> DATA IN THIS EXERCISE:

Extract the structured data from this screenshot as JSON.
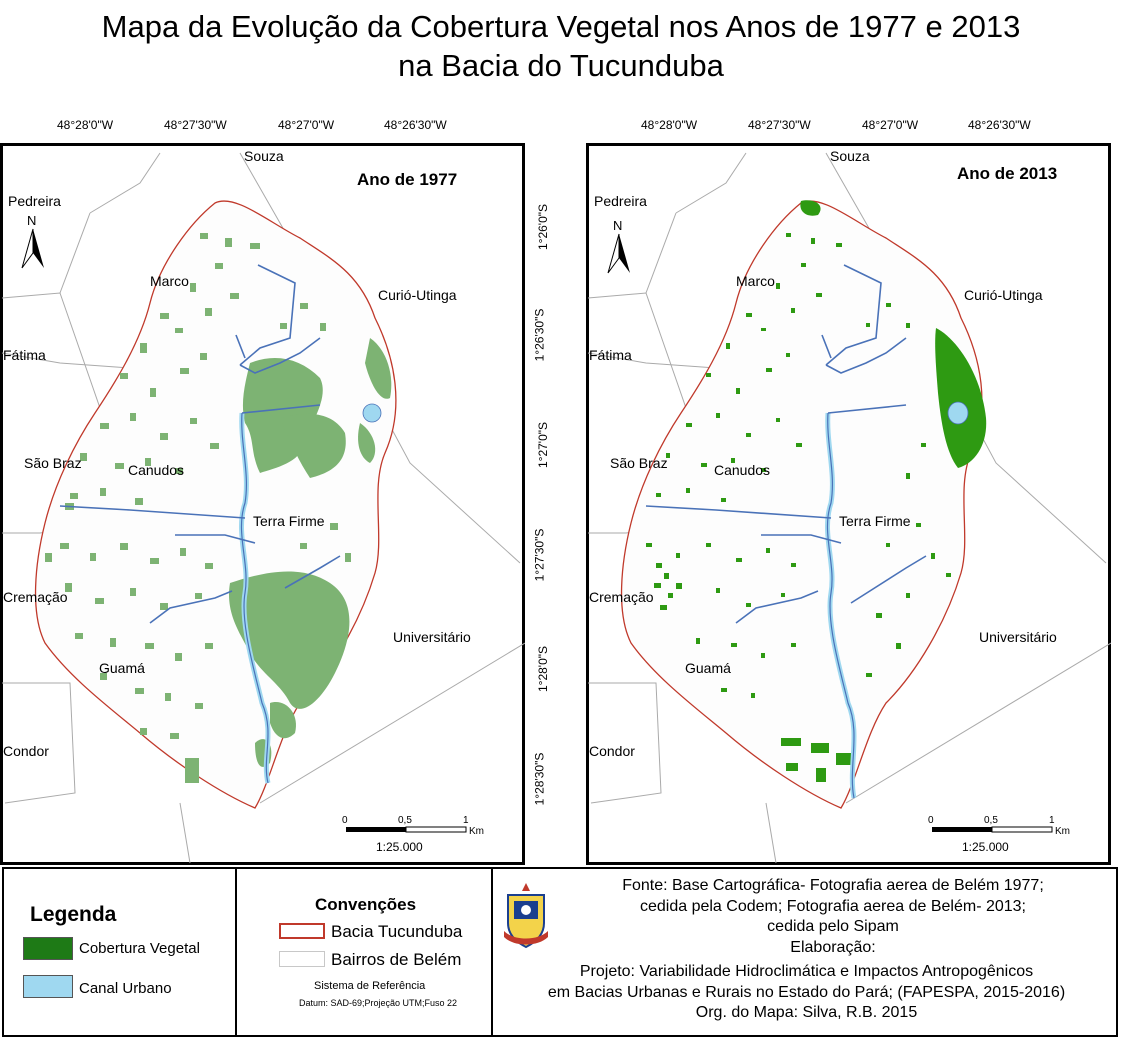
{
  "title": {
    "line1": "Mapa da Evolução da Cobertura Vegetal nos Anos de 1977 e 2013",
    "line2": "na Bacia do Tucunduba"
  },
  "coords": {
    "top": [
      "48°28'0\"W",
      "48°27'30\"W",
      "48°27'0\"W",
      "48°26'30\"W"
    ],
    "side": [
      "1°26'0\"S",
      "1°26'30\"S",
      "1°27'0\"S",
      "1°27'30\"S",
      "1°28'0\"S",
      "1°28'30\"S"
    ]
  },
  "maps": [
    {
      "year_label": "Ano de 1977",
      "neighborhoods": {
        "souza": "Souza",
        "pedreira": "Pedreira",
        "marco": "Marco",
        "curio": "Curió-Utinga",
        "fatima": "Fátima",
        "sao_braz": "São Braz",
        "canudos": "Canudos",
        "terra_firme": "Terra Firme",
        "cremacao": "Cremação",
        "universitario": "Universitário",
        "guama": "Guamá",
        "condor": "Condor"
      },
      "north": "N",
      "scale": {
        "t0": "0",
        "t1": "0,5",
        "t2": "1",
        "unit": "Km",
        "ratio": "1:25.000"
      }
    },
    {
      "year_label": "Ano de 2013",
      "neighborhoods": {
        "souza": "Souza",
        "pedreira": "Pedreira",
        "marco": "Marco",
        "curio": "Curió-Utinga",
        "fatima": "Fátima",
        "sao_braz": "São Braz",
        "canudos": "Canudos",
        "terra_firme": "Terra Firme",
        "cremacao": "Cremação",
        "universitario": "Universitário",
        "guama": "Guamá",
        "condor": "Condor"
      },
      "north": "N",
      "scale": {
        "t0": "0",
        "t1": "0,5",
        "t2": "1",
        "unit": "Km",
        "ratio": "1:25.000"
      }
    }
  ],
  "legend": {
    "title": "Legenda",
    "items": [
      {
        "label": "Cobertura Vegetal",
        "color": "#1e7a16"
      },
      {
        "label": "Canal Urbano",
        "color": "#9fd8f0"
      }
    ]
  },
  "conventions": {
    "title": "Convenções",
    "items": [
      {
        "label": "Bacia Tucunduba",
        "color": "#c0392b"
      },
      {
        "label": "Bairros de Belém",
        "color": "#c8c8c8"
      }
    ],
    "ref_title": "Sistema de Referência",
    "datum": "Datum: SAD-69;Projeção UTM;Fuso 22"
  },
  "credits": {
    "lines": [
      "Fonte: Base Cartográfica- Fotografia aerea de Belém 1977;",
      "cedida pela Codem; Fotografia aerea de Belém- 2013;",
      "cedida pelo Sipam",
      "Elaboração:",
      "Projeto: Variabilidade Hidroclimática e Impactos Antropogênicos",
      "em Bacias Urbanas e Rurais no Estado do Pará; (FAPESPA, 2015-2016)",
      "Org. do Mapa: Silva, R.B. 2015"
    ]
  },
  "colors": {
    "veg_1977": "#7db373",
    "veg_2013": "#2e9a12",
    "canal": "#9fd8f0",
    "canal_line": "#4a72b8",
    "basin": "#c0392b",
    "district": "#aaaaaa"
  }
}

> PROBLEM DETAILS: Except for the pictures, copy every line of the records above exactly.

> SOLUTION FOR THIS TASK:
Extract the structured data from this screenshot as JSON.
{
  "title": {
    "line1": "Mapa da Evolução da Cobertura Vegetal nos Anos de 1977 e 2013",
    "line2": "na Bacia do Tucunduba"
  },
  "coords": {
    "top": [
      "48°28'0\"W",
      "48°27'30\"W",
      "48°27'0\"W",
      "48°26'30\"W"
    ],
    "side": [
      "1°26'0\"S",
      "1°26'30\"S",
      "1°27'0\"S",
      "1°27'30\"S",
      "1°28'0\"S",
      "1°28'30\"S"
    ]
  },
  "maps": [
    {
      "year_label": "Ano de 1977",
      "neighborhoods": {
        "souza": "Souza",
        "pedreira": "Pedreira",
        "marco": "Marco",
        "curio": "Curió-Utinga",
        "fatima": "Fátima",
        "sao_braz": "São Braz",
        "canudos": "Canudos",
        "terra_firme": "Terra Firme",
        "cremacao": "Cremação",
        "universitario": "Universitário",
        "guama": "Guamá",
        "condor": "Condor"
      },
      "north": "N",
      "scale": {
        "t0": "0",
        "t1": "0,5",
        "t2": "1",
        "unit": "Km",
        "ratio": "1:25.000"
      }
    },
    {
      "year_label": "Ano de 2013",
      "neighborhoods": {
        "souza": "Souza",
        "pedreira": "Pedreira",
        "marco": "Marco",
        "curio": "Curió-Utinga",
        "fatima": "Fátima",
        "sao_braz": "São Braz",
        "canudos": "Canudos",
        "terra_firme": "Terra Firme",
        "cremacao": "Cremação",
        "universitario": "Universitário",
        "guama": "Guamá",
        "condor": "Condor"
      },
      "north": "N",
      "scale": {
        "t0": "0",
        "t1": "0,5",
        "t2": "1",
        "unit": "Km",
        "ratio": "1:25.000"
      }
    }
  ],
  "legend": {
    "title": "Legenda",
    "items": [
      {
        "label": "Cobertura Vegetal",
        "color": "#1e7a16"
      },
      {
        "label": "Canal Urbano",
        "color": "#9fd8f0"
      }
    ]
  },
  "conventions": {
    "title": "Convenções",
    "items": [
      {
        "label": "Bacia Tucunduba",
        "color": "#c0392b"
      },
      {
        "label": "Bairros de Belém",
        "color": "#c8c8c8"
      }
    ],
    "ref_title": "Sistema de Referência",
    "datum": "Datum: SAD-69;Projeção UTM;Fuso 22"
  },
  "credits": {
    "lines": [
      "Fonte: Base Cartográfica- Fotografia aerea de Belém 1977;",
      "cedida pela Codem; Fotografia aerea de Belém- 2013;",
      "cedida pelo Sipam",
      "Elaboração:",
      "Projeto: Variabilidade Hidroclimática e Impactos Antropogênicos",
      "em Bacias Urbanas e Rurais no Estado do Pará; (FAPESPA, 2015-2016)",
      "Org. do Mapa: Silva, R.B. 2015"
    ]
  },
  "colors": {
    "veg_1977": "#7db373",
    "veg_2013": "#2e9a12",
    "canal": "#9fd8f0",
    "canal_line": "#4a72b8",
    "basin": "#c0392b",
    "district": "#aaaaaa"
  }
}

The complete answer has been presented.